> _AIM OF THE TASK_: Below is a listing to write out in full, exactly as given, without its pictures.

> _Entries from a dataset_:
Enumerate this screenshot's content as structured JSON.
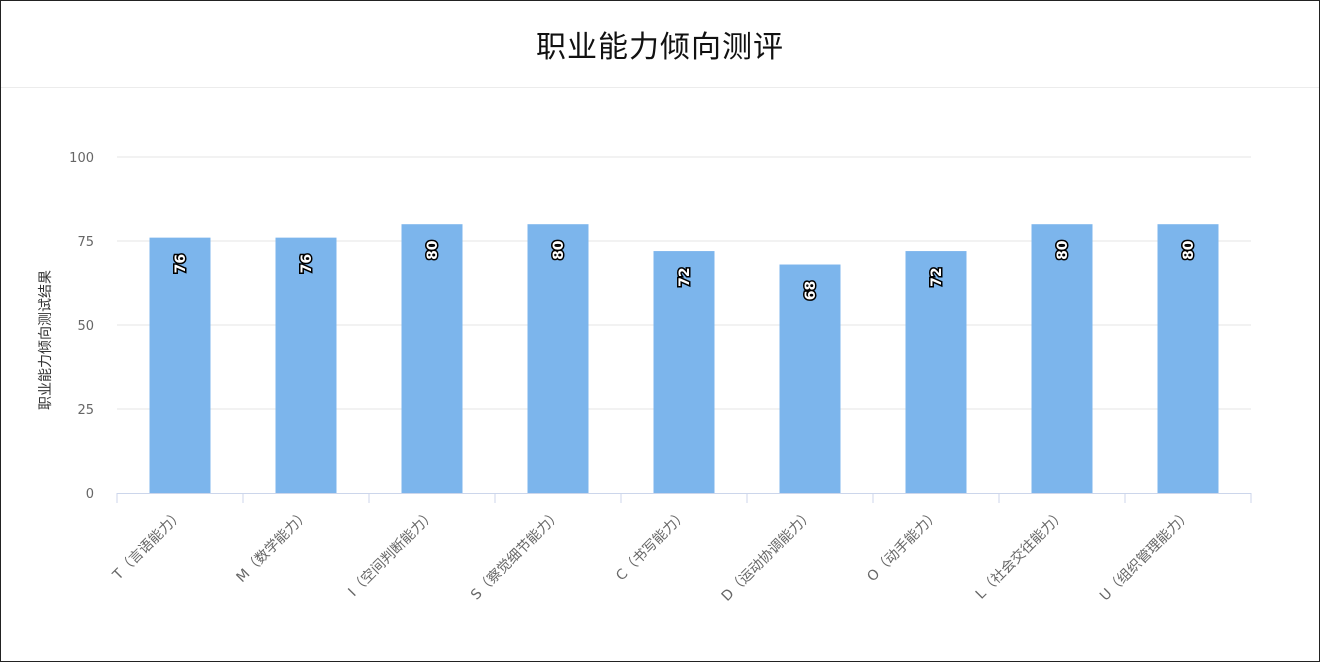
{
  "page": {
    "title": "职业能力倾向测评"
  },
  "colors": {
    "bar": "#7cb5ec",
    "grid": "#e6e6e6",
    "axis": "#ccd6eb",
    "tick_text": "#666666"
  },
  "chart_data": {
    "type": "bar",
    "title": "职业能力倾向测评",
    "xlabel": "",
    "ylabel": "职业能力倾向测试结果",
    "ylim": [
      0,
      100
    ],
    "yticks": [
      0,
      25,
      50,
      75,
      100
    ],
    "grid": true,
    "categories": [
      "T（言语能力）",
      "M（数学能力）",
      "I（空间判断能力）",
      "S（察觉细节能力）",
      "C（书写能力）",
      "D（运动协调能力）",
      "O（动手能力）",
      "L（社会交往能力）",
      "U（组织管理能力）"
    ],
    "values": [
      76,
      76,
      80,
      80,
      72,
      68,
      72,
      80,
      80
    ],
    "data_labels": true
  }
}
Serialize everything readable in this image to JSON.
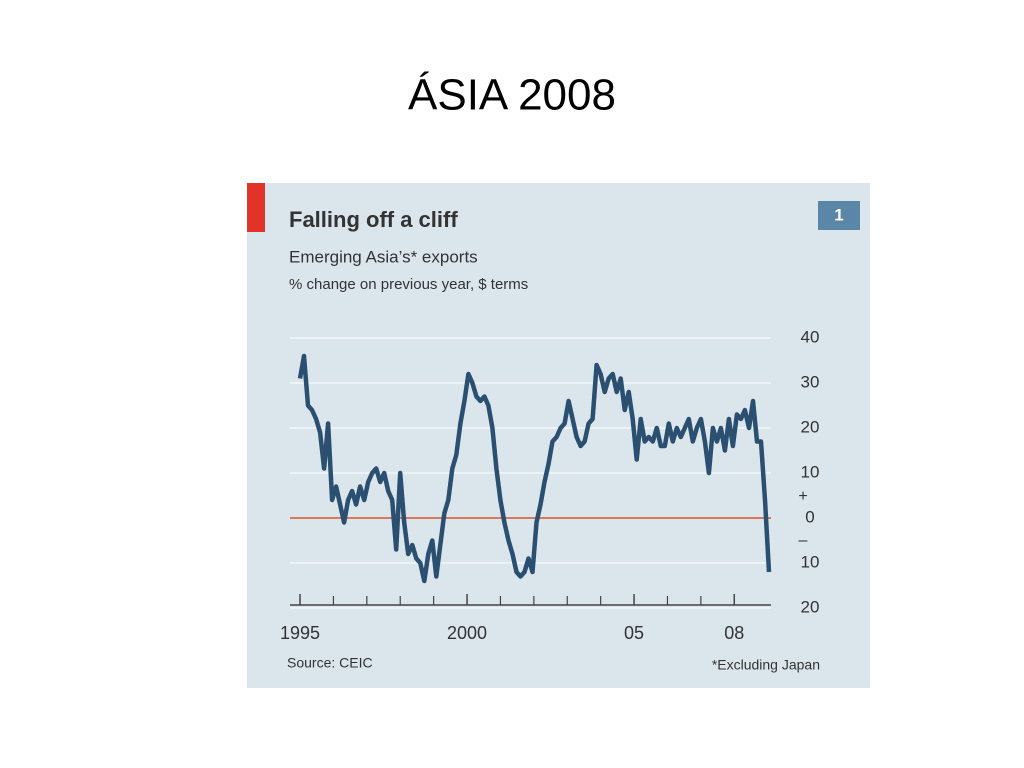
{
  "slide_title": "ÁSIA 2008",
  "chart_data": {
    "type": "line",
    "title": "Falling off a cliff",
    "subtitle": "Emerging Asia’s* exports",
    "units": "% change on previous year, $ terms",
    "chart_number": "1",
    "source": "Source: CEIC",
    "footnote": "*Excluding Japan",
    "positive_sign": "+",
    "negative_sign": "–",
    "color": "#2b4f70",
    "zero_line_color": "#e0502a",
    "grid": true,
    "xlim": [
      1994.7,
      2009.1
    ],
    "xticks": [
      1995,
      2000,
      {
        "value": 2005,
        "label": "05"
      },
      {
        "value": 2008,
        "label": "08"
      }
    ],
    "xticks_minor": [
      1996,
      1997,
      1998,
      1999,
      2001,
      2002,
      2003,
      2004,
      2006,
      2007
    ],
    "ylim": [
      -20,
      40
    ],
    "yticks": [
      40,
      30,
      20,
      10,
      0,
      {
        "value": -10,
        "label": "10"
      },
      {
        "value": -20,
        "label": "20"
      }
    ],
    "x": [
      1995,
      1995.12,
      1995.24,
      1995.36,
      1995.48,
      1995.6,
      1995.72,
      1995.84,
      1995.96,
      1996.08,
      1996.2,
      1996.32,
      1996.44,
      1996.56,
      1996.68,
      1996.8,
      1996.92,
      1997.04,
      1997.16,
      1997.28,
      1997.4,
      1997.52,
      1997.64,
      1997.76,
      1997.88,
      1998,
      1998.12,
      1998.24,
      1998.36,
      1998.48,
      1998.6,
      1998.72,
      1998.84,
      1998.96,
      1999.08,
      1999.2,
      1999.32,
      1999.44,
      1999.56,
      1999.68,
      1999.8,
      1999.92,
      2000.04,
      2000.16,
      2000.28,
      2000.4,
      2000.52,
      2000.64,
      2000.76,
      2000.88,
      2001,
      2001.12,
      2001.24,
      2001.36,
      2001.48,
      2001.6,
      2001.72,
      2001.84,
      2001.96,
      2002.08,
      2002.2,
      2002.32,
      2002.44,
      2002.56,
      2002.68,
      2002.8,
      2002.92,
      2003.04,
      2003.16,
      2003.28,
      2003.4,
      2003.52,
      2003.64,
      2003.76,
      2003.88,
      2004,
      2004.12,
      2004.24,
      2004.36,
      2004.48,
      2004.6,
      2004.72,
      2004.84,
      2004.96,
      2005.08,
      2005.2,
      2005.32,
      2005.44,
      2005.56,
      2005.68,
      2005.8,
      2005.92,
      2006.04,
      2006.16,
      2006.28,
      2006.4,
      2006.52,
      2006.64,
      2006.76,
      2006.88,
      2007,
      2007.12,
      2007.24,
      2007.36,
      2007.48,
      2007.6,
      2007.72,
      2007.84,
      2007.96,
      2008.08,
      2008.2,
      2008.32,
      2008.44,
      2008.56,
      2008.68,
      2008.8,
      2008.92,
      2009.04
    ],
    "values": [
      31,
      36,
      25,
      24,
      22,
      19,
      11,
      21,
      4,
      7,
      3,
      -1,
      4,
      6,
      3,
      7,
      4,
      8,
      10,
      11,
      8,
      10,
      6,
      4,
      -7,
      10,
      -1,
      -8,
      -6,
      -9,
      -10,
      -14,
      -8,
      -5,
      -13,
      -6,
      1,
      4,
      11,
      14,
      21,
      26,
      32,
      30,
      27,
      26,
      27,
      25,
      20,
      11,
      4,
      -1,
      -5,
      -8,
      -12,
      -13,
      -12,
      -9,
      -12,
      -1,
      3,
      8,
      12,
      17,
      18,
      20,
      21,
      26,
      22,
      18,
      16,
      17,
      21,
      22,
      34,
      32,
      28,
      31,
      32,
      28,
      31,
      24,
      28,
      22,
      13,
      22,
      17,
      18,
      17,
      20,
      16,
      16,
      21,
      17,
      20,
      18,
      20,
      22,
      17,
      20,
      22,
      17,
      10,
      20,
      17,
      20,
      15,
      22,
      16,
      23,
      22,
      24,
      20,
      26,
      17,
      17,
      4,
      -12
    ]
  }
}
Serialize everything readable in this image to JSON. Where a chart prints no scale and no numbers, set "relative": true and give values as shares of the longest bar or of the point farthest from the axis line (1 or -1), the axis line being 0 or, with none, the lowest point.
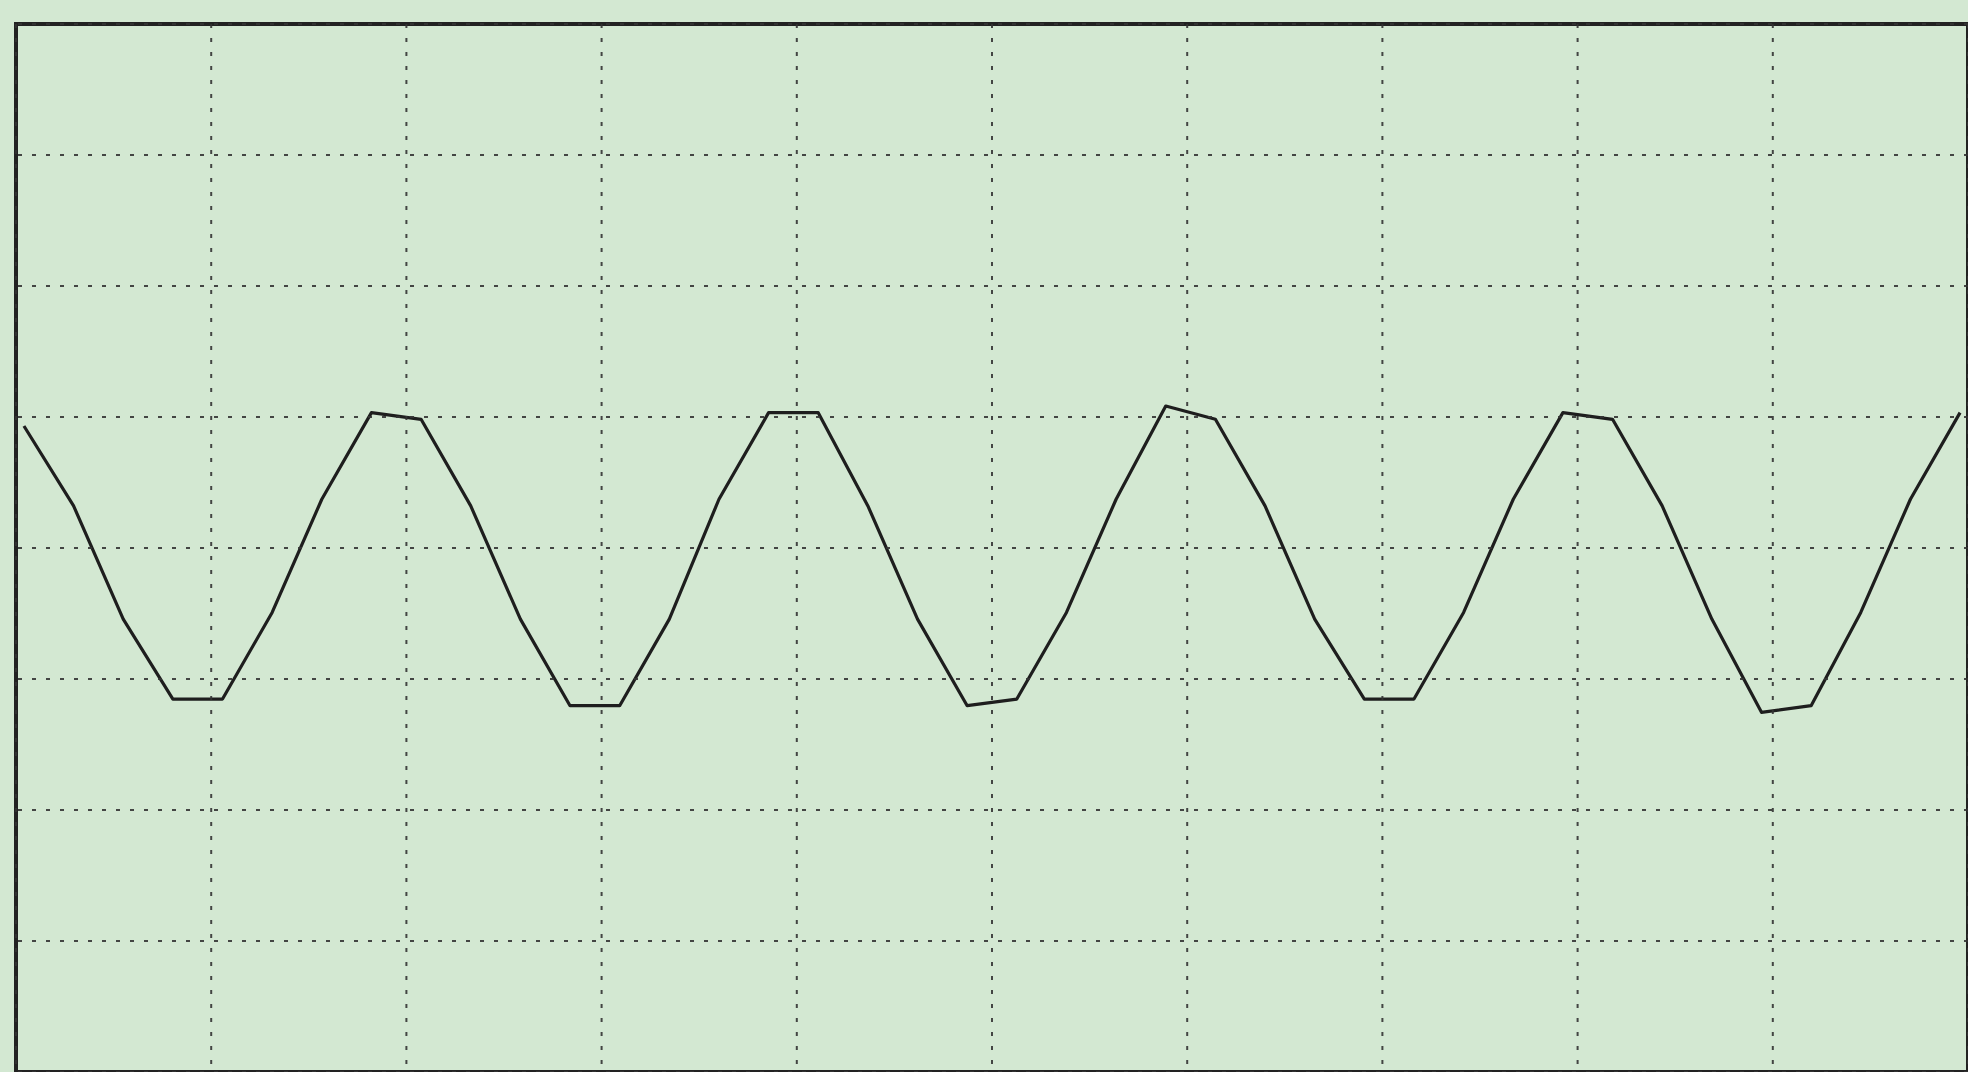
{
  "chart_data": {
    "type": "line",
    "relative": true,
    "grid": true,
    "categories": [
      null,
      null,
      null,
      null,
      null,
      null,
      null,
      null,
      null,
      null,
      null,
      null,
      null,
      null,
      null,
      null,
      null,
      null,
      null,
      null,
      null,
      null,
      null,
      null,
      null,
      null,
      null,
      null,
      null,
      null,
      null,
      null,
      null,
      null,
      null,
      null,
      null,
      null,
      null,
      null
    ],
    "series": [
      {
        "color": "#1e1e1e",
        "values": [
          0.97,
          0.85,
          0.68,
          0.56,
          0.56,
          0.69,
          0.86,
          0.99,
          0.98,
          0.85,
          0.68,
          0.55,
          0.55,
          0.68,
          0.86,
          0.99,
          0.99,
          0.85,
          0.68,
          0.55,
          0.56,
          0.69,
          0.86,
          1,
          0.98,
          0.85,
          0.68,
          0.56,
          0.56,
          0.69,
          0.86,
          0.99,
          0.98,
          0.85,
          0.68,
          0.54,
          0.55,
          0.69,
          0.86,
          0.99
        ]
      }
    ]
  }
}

> _EXERCISE RESULT_:
Enumerate this screenshot's content as structured JSON.
{
  "page": {
    "title": "职业能力倾向测评"
  },
  "colors": {
    "bar": "#7cb5ec",
    "grid": "#e6e6e6",
    "axis": "#ccd6eb",
    "tick_text": "#666666"
  },
  "chart_data": {
    "type": "bar",
    "title": "职业能力倾向测评",
    "xlabel": "",
    "ylabel": "职业能力倾向测试结果",
    "ylim": [
      0,
      100
    ],
    "yticks": [
      0,
      25,
      50,
      75,
      100
    ],
    "grid": true,
    "categories": [
      "T（言语能力）",
      "M（数学能力）",
      "I（空间判断能力）",
      "S（察觉细节能力）",
      "C（书写能力）",
      "D（运动协调能力）",
      "O（动手能力）",
      "L（社会交往能力）",
      "U（组织管理能力）"
    ],
    "values": [
      76,
      76,
      80,
      80,
      72,
      68,
      72,
      80,
      80
    ],
    "data_labels": true
  }
}
Serialize everything readable in this image to JSON.
{
  "slide_title": "ÁSIA 2008",
  "chart_data": {
    "type": "line",
    "title": "Falling off a cliff",
    "subtitle": "Emerging Asia’s* exports",
    "units": "% change on previous year, $ terms",
    "chart_number": "1",
    "source": "Source: CEIC",
    "footnote": "*Excluding Japan",
    "positive_sign": "+",
    "negative_sign": "–",
    "color": "#2b4f70",
    "zero_line_color": "#e0502a",
    "grid": true,
    "xlim": [
      1994.7,
      2009.1
    ],
    "xticks": [
      1995,
      2000,
      {
        "value": 2005,
        "label": "05"
      },
      {
        "value": 2008,
        "label": "08"
      }
    ],
    "xticks_minor": [
      1996,
      1997,
      1998,
      1999,
      2001,
      2002,
      2003,
      2004,
      2006,
      2007
    ],
    "ylim": [
      -20,
      40
    ],
    "yticks": [
      40,
      30,
      20,
      10,
      0,
      {
        "value": -10,
        "label": "10"
      },
      {
        "value": -20,
        "label": "20"
      }
    ],
    "x": [
      1995,
      1995.12,
      1995.24,
      1995.36,
      1995.48,
      1995.6,
      1995.72,
      1995.84,
      1995.96,
      1996.08,
      1996.2,
      1996.32,
      1996.44,
      1996.56,
      1996.68,
      1996.8,
      1996.92,
      1997.04,
      1997.16,
      1997.28,
      1997.4,
      1997.52,
      1997.64,
      1997.76,
      1997.88,
      1998,
      1998.12,
      1998.24,
      1998.36,
      1998.48,
      1998.6,
      1998.72,
      1998.84,
      1998.96,
      1999.08,
      1999.2,
      1999.32,
      1999.44,
      1999.56,
      1999.68,
      1999.8,
      1999.92,
      2000.04,
      2000.16,
      2000.28,
      2000.4,
      2000.52,
      2000.64,
      2000.76,
      2000.88,
      2001,
      2001.12,
      2001.24,
      2001.36,
      2001.48,
      2001.6,
      2001.72,
      2001.84,
      2001.96,
      2002.08,
      2002.2,
      2002.32,
      2002.44,
      2002.56,
      2002.68,
      2002.8,
      2002.92,
      2003.04,
      2003.16,
      2003.28,
      2003.4,
      2003.52,
      2003.64,
      2003.76,
      2003.88,
      2004,
      2004.12,
      2004.24,
      2004.36,
      2004.48,
      2004.6,
      2004.72,
      2004.84,
      2004.96,
      2005.08,
      2005.2,
      2005.32,
      2005.44,
      2005.56,
      2005.68,
      2005.8,
      2005.92,
      2006.04,
      2006.16,
      2006.28,
      2006.4,
      2006.52,
      2006.64,
      2006.76,
      2006.88,
      2007,
      2007.12,
      2007.24,
      2007.36,
      2007.48,
      2007.6,
      2007.72,
      2007.84,
      2007.96,
      2008.08,
      2008.2,
      2008.32,
      2008.44,
      2008.56,
      2008.68,
      2008.8,
      2008.92,
      2009.04
    ],
    "values": [
      31,
      36,
      25,
      24,
      22,
      19,
      11,
      21,
      4,
      7,
      3,
      -1,
      4,
      6,
      3,
      7,
      4,
      8,
      10,
      11,
      8,
      10,
      6,
      4,
      -7,
      10,
      -1,
      -8,
      -6,
      -9,
      -10,
      -14,
      -8,
      -5,
      -13,
      -6,
      1,
      4,
      11,
      14,
      21,
      26,
      32,
      30,
      27,
      26,
      27,
      25,
      20,
      11,
      4,
      -1,
      -5,
      -8,
      -12,
      -13,
      -12,
      -9,
      -12,
      -1,
      3,
      8,
      12,
      17,
      18,
      20,
      21,
      26,
      22,
      18,
      16,
      17,
      21,
      22,
      34,
      32,
      28,
      31,
      32,
      28,
      31,
      24,
      28,
      22,
      13,
      22,
      17,
      18,
      17,
      20,
      16,
      16,
      21,
      17,
      20,
      18,
      20,
      22,
      17,
      20,
      22,
      17,
      10,
      20,
      17,
      20,
      15,
      22,
      16,
      23,
      22,
      24,
      20,
      26,
      17,
      17,
      4,
      -12
    ]
  }
}
Serialize everything readable in this image to JSON. Where a chart prints no scale and no numbers, set "relative": true and give values as shares of the longest bar or of the point farthest from the axis line (1 or -1), the axis line being 0 or, with none, the lowest point.
{
  "chart_data": {
    "type": "line",
    "relative": true,
    "grid": true,
    "categories": [
      null,
      null,
      null,
      null,
      null,
      null,
      null,
      null,
      null,
      null,
      null,
      null,
      null,
      null,
      null,
      null,
      null,
      null,
      null,
      null,
      null,
      null,
      null,
      null,
      null,
      null,
      null,
      null,
      null,
      null,
      null,
      null,
      null,
      null,
      null,
      null,
      null,
      null,
      null,
      null
    ],
    "series": [
      {
        "color": "#1e1e1e",
        "values": [
          0.97,
          0.85,
          0.68,
          0.56,
          0.56,
          0.69,
          0.86,
          0.99,
          0.98,
          0.85,
          0.68,
          0.55,
          0.55,
          0.68,
          0.86,
          0.99,
          0.99,
          0.85,
          0.68,
          0.55,
          0.56,
          0.69,
          0.86,
          1,
          0.98,
          0.85,
          0.68,
          0.56,
          0.56,
          0.69,
          0.86,
          0.99,
          0.98,
          0.85,
          0.68,
          0.54,
          0.55,
          0.69,
          0.86,
          0.99
        ]
      }
    ]
  }
}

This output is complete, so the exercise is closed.